[Stored dataset items]
================

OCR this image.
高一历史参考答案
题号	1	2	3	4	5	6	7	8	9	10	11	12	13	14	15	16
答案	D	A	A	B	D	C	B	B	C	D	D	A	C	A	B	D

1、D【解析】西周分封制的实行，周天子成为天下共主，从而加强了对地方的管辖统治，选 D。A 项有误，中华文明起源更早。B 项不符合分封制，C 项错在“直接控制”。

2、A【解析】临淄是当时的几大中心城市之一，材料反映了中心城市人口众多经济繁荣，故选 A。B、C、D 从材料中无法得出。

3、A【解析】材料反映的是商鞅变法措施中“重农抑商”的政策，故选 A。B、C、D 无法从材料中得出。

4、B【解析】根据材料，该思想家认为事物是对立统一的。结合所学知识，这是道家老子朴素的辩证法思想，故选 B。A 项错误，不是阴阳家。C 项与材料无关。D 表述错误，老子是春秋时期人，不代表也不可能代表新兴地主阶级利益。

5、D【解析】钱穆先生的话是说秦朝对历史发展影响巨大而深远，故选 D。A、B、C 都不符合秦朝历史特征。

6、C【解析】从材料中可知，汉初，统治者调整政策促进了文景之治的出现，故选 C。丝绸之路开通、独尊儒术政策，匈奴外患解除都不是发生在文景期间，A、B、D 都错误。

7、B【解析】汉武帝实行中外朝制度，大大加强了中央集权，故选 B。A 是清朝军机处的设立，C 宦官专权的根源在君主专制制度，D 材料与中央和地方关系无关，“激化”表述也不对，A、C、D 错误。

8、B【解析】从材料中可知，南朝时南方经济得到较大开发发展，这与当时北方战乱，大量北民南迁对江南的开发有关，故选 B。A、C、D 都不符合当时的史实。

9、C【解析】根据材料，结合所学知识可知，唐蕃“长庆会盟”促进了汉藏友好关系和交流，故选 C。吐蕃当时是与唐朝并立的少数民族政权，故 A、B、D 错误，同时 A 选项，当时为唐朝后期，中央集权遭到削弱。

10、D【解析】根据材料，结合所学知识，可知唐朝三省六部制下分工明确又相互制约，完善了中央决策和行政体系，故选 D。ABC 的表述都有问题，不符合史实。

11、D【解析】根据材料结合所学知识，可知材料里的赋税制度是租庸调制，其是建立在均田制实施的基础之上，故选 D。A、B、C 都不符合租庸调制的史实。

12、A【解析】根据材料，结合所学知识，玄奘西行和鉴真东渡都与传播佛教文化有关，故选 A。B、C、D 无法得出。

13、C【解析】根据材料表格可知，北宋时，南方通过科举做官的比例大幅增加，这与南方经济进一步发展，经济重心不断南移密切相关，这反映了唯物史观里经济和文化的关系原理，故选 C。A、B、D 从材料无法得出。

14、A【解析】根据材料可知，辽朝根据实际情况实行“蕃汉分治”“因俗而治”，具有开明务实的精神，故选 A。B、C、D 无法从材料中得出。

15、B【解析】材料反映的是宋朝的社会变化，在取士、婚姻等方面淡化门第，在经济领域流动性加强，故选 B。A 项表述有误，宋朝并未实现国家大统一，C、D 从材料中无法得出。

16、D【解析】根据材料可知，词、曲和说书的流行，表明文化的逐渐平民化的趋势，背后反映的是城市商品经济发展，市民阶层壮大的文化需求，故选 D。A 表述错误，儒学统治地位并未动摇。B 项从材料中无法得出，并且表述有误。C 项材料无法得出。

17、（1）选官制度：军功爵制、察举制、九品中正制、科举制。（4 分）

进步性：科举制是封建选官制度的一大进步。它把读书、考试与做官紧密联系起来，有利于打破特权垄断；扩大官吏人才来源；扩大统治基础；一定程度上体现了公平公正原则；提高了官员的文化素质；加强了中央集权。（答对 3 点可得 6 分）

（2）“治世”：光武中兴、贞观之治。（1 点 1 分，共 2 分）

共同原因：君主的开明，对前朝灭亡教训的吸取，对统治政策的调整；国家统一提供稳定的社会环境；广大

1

================

Problem to work on: Restate the listing in full, word for word.

Finished answer:
OCR this image.
高一历史参考答案
题号	1	2	3	4	5	6	7	8	9	10	11	12	13	14	15	16
答案	D	A	A	B	D	C	B	B	C	D	D	A	C	A	B	D

1、D【解析】西周分封制的实行，周天子成为天下共主，从而加强了对地方的管辖统治，选 D。A 项有误，中华文明起源更早。B 项不符合分封制，C 项错在“直接控制”。

2、A【解析】临淄是当时的几大中心城市之一，材料反映了中心城市人口众多经济繁荣，故选 A。B、C、D 从材料中无法得出。

3、A【解析】材料反映的是商鞅变法措施中“重农抑商”的政策，故选 A。B、C、D 无法从材料中得出。

4、B【解析】根据材料，该思想家认为事物是对立统一的。结合所学知识，这是道家老子朴素的辩证法思想，故选 B。A 项错误，不是阴阳家。C 项与材料无关。D 表述错误，老子是春秋时期人，不代表也不可能代表新兴地主阶级利益。

5、D【解析】钱穆先生的话是说秦朝对历史发展影响巨大而深远，故选 D。A、B、C 都不符合秦朝历史特征。

6、C【解析】从材料中可知，汉初，统治者调整政策促进了文景之治的出现，故选 C。丝绸之路开通、独尊儒术政策，匈奴外患解除都不是发生在文景期间，A、B、D 都错误。

7、B【解析】汉武帝实行中外朝制度，大大加强了中央集权，故选 B。A 是清朝军机处的设立，C 宦官专权的根源在君主专制制度，D 材料与中央和地方关系无关，“激化”表述也不对，A、C、D 错误。

8、B【解析】从材料中可知，南朝时南方经济得到较大开发发展，这与当时北方战乱，大量北民南迁对江南的开发有关，故选 B。A、C、D 都不符合当时的史实。

9、C【解析】根据材料，结合所学知识可知，唐蕃“长庆会盟”促进了汉藏友好关系和交流，故选 C。吐蕃当时是与唐朝并立的少数民族政权，故 A、B、D 错误，同时 A 选项，当时为唐朝后期，中央集权遭到削弱。

10、D【解析】根据材料，结合所学知识，可知唐朝三省六部制下分工明确又相互制约，完善了中央决策和行政体系，故选 D。ABC 的表述都有问题，不符合史实。

11、D【解析】根据材料结合所学知识，可知材料里的赋税制度是租庸调制，其是建立在均田制实施的基础之上，故选 D。A、B、C 都不符合租庸调制的史实。

12、A【解析】根据材料，结合所学知识，玄奘西行和鉴真东渡都与传播佛教文化有关，故选 A。B、C、D 无法得出。

13、C【解析】根据材料表格可知，北宋时，南方通过科举做官的比例大幅增加，这与南方经济进一步发展，经济重心不断南移密切相关，这反映了唯物史观里经济和文化的关系原理，故选 C。A、B、D 从材料无法得出。

14、A【解析】根据材料可知，辽朝根据实际情况实行“蕃汉分治”“因俗而治”，具有开明务实的精神，故选 A。B、C、D 无法从材料中得出。

15、B【解析】材料反映的是宋朝的社会变化，在取士、婚姻等方面淡化门第，在经济领域流动性加强，故选 B。A 项表述有误，宋朝并未实现国家大统一，C、D 从材料中无法得出。

16、D【解析】根据材料可知，词、曲和说书的流行，表明文化的逐渐平民化的趋势，背后反映的是城市商品经济发展，市民阶层壮大的文化需求，故选 D。A 表述错误，儒学统治地位并未动摇。B 项从材料中无法得出，并且表述有误。C 项材料无法得出。

17、（1）选官制度：军功爵制、察举制、九品中正制、科举制。（4 分）

进步性：科举制是封建选官制度的一大进步。它把读书、考试与做官紧密联系起来，有利于打破特权垄断；扩大官吏人才来源；扩大统治基础；一定程度上体现了公平公正原则；提高了官员的文化素质；加强了中央集权。（答对 3 点可得 6 分）

（2）“治世”：光武中兴、贞观之治。（1 点 1 分，共 2 分）

共同原因：君主的开明，对前朝灭亡教训的吸取，对统治政策的调整；国家统一提供稳定的社会环境；广大

1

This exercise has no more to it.